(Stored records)
........

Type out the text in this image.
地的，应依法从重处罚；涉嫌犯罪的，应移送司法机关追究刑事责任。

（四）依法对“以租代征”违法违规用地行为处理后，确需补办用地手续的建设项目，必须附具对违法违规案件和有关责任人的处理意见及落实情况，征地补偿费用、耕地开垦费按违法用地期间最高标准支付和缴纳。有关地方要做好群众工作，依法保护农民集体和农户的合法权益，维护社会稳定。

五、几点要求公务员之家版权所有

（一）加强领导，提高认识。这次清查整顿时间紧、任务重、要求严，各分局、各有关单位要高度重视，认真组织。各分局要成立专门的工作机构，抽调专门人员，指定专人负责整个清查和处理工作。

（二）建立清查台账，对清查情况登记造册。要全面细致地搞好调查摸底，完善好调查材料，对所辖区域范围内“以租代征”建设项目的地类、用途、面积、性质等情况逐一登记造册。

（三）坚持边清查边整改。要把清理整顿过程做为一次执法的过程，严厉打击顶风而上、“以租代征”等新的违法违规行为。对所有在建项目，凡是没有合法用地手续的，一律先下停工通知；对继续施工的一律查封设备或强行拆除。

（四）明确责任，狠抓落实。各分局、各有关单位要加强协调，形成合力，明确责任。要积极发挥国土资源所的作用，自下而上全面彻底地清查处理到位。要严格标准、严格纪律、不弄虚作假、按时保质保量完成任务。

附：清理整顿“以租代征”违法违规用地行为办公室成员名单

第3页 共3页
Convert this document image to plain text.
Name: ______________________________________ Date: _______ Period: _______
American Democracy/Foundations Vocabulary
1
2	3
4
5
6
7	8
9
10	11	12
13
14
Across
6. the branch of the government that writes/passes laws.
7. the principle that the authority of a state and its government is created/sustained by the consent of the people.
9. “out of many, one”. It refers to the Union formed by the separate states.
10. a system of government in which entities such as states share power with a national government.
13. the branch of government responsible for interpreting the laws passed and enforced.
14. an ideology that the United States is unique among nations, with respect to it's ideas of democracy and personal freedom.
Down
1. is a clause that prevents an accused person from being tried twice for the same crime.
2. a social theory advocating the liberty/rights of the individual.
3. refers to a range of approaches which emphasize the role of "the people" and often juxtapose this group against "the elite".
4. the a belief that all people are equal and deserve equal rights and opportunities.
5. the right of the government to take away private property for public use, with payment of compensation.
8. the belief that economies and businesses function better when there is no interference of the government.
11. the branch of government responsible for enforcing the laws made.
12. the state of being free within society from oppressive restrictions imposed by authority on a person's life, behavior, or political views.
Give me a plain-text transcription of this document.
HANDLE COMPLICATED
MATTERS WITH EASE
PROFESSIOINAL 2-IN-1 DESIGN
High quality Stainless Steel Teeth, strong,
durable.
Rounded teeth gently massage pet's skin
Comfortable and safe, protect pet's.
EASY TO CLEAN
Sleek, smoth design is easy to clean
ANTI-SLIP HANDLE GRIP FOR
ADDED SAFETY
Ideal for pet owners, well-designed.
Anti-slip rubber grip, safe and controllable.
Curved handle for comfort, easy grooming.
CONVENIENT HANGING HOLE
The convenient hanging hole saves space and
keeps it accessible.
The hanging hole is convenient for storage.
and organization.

........

Look over the records above and copy each line that includes the string "document".

Correct response.
Convert this document image to plain text.
Give me a plain-text transcription of this document.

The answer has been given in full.